--- START Available data ---

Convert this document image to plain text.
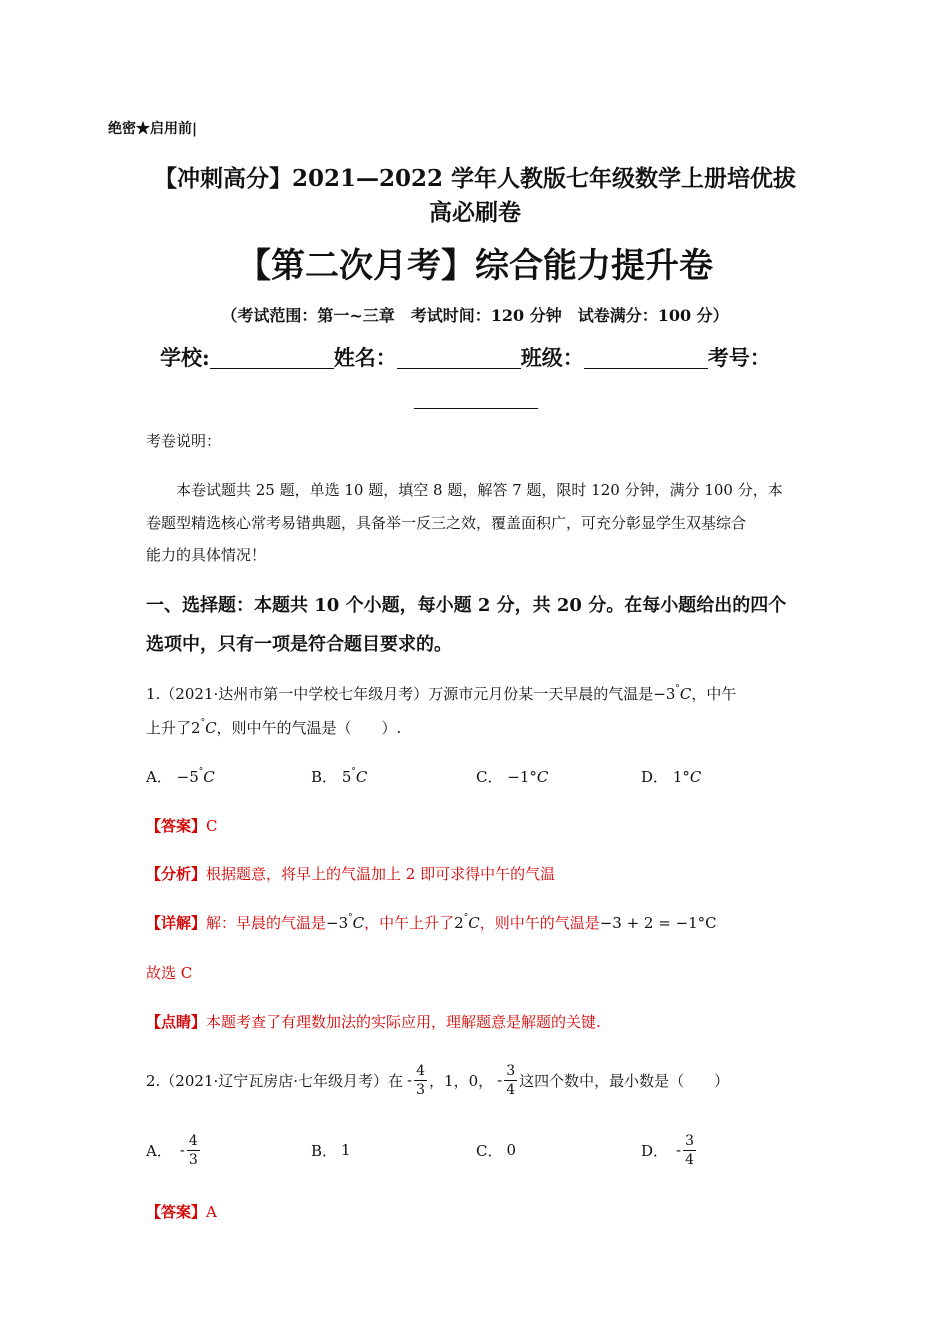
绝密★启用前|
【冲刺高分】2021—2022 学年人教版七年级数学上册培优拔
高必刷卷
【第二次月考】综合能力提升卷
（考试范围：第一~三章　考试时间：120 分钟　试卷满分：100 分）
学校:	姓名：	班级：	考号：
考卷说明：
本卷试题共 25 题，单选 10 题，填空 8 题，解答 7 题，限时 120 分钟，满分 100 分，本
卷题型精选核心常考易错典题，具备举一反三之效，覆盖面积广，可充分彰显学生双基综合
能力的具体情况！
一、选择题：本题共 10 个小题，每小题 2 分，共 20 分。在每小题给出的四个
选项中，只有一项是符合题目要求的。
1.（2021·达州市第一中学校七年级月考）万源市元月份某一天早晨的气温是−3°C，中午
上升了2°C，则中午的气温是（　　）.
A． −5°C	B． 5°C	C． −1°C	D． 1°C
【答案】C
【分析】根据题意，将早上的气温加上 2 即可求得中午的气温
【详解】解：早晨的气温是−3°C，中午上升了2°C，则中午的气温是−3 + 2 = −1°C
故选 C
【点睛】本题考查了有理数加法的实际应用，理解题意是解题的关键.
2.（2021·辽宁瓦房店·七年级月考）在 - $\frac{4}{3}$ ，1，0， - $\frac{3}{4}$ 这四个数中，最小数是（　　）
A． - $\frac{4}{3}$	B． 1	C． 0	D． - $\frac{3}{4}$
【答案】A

--- END Available data ---
--- START Available data ---

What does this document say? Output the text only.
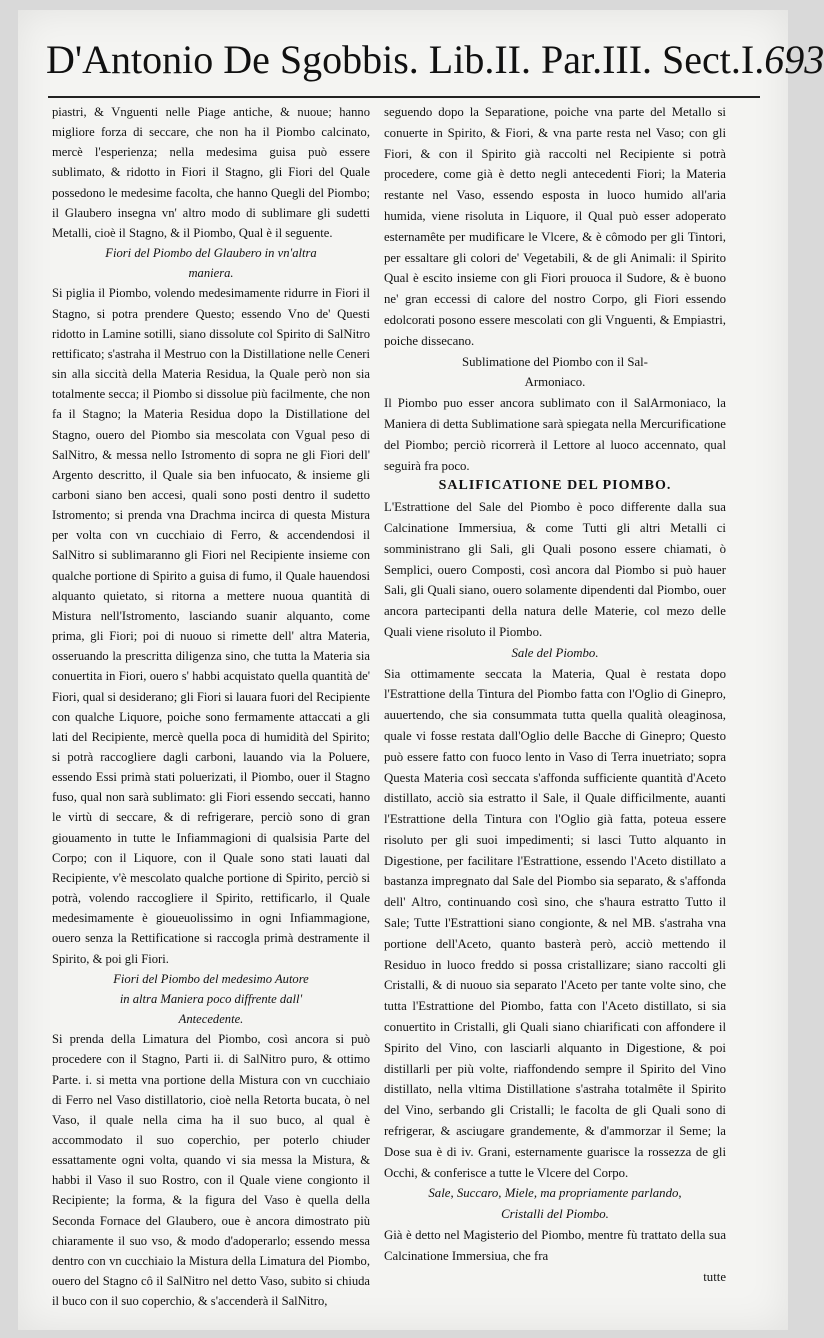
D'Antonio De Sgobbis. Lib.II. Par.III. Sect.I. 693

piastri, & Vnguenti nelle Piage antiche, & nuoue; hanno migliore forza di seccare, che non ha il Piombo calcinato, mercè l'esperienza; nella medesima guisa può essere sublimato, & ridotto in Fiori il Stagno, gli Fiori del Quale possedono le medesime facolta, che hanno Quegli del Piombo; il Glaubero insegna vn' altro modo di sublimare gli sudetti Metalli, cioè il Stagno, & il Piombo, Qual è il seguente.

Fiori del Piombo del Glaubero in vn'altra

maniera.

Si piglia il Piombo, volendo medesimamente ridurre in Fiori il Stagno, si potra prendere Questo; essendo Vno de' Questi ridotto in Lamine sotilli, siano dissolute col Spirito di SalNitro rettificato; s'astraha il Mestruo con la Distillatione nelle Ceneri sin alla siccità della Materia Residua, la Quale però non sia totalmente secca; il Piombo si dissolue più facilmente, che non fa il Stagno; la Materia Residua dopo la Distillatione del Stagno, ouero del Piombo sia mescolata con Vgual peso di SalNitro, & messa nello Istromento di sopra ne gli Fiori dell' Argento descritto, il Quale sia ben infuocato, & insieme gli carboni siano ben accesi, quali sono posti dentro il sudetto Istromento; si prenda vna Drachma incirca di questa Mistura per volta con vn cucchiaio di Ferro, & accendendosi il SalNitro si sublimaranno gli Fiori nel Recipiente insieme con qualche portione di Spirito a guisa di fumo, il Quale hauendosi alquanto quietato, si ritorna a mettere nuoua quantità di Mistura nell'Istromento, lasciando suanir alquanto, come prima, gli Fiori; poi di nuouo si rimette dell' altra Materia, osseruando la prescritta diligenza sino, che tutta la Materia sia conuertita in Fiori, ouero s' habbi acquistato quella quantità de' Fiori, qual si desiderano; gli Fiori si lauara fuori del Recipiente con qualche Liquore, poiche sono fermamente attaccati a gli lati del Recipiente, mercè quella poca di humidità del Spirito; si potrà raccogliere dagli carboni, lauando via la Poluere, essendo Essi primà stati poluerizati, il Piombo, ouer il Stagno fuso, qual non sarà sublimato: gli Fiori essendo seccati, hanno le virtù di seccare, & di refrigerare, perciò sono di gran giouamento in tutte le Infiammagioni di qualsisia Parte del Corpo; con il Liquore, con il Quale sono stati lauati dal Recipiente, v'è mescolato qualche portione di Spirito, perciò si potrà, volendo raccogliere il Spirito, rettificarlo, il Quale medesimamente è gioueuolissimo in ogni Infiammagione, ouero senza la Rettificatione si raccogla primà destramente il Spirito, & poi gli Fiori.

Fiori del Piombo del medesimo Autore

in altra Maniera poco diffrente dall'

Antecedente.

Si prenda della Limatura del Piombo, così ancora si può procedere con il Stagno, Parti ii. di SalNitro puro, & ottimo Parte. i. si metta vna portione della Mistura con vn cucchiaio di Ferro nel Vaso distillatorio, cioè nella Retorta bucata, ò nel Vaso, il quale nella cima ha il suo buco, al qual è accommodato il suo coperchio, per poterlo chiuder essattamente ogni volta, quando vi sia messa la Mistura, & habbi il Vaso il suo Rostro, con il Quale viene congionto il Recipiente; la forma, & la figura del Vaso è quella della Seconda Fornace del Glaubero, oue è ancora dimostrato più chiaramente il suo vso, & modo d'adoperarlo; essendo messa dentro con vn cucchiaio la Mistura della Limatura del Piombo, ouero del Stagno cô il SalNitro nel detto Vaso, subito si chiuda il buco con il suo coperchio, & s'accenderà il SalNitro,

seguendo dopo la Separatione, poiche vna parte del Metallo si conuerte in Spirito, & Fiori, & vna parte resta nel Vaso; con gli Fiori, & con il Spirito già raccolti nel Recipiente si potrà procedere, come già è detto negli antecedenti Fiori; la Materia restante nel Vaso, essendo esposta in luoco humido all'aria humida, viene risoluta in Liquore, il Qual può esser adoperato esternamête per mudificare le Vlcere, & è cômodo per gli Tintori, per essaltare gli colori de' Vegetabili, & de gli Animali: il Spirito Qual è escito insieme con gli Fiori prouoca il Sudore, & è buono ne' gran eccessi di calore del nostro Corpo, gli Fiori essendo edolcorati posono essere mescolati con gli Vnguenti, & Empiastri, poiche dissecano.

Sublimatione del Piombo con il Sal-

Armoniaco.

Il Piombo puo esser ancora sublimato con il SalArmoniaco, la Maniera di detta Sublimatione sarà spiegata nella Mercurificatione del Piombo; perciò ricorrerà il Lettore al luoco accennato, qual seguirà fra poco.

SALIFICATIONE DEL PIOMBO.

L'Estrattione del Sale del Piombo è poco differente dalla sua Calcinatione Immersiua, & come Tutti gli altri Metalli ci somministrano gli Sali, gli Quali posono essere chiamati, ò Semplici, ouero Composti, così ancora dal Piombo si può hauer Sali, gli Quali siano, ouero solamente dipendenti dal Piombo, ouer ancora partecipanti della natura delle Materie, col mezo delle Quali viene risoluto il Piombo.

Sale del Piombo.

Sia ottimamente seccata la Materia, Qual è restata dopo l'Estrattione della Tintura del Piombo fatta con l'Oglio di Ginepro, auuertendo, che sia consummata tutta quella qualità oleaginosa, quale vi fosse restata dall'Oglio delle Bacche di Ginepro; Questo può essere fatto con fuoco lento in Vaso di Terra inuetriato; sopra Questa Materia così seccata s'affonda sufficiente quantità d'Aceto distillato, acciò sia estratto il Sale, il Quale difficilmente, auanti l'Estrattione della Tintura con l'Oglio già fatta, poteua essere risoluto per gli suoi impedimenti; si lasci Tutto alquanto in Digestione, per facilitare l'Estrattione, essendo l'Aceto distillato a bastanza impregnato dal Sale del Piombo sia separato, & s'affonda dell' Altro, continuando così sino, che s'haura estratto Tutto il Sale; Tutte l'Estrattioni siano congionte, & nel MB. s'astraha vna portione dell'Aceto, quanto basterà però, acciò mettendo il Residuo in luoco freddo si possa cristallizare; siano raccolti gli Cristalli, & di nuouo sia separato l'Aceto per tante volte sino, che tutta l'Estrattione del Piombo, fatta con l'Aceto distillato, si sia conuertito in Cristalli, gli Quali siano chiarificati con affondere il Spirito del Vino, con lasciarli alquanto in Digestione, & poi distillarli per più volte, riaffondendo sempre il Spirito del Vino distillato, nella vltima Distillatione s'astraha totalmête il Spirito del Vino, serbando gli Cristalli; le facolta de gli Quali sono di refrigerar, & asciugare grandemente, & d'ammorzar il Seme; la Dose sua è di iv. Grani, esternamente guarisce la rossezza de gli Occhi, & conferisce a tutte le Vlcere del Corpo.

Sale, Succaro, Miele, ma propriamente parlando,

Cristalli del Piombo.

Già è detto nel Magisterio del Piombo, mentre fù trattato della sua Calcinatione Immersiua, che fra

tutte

--- END Available data ---

### Task
Using the listing above, pull out all lines that hold the word "则中午的气温是".

### Answer in full
上升了2°C，则中午的气温是（　　）.
【详解】解：早晨的气温是−3°C，中午上升了2°C，则中午的气温是−3 + 2 = −1°C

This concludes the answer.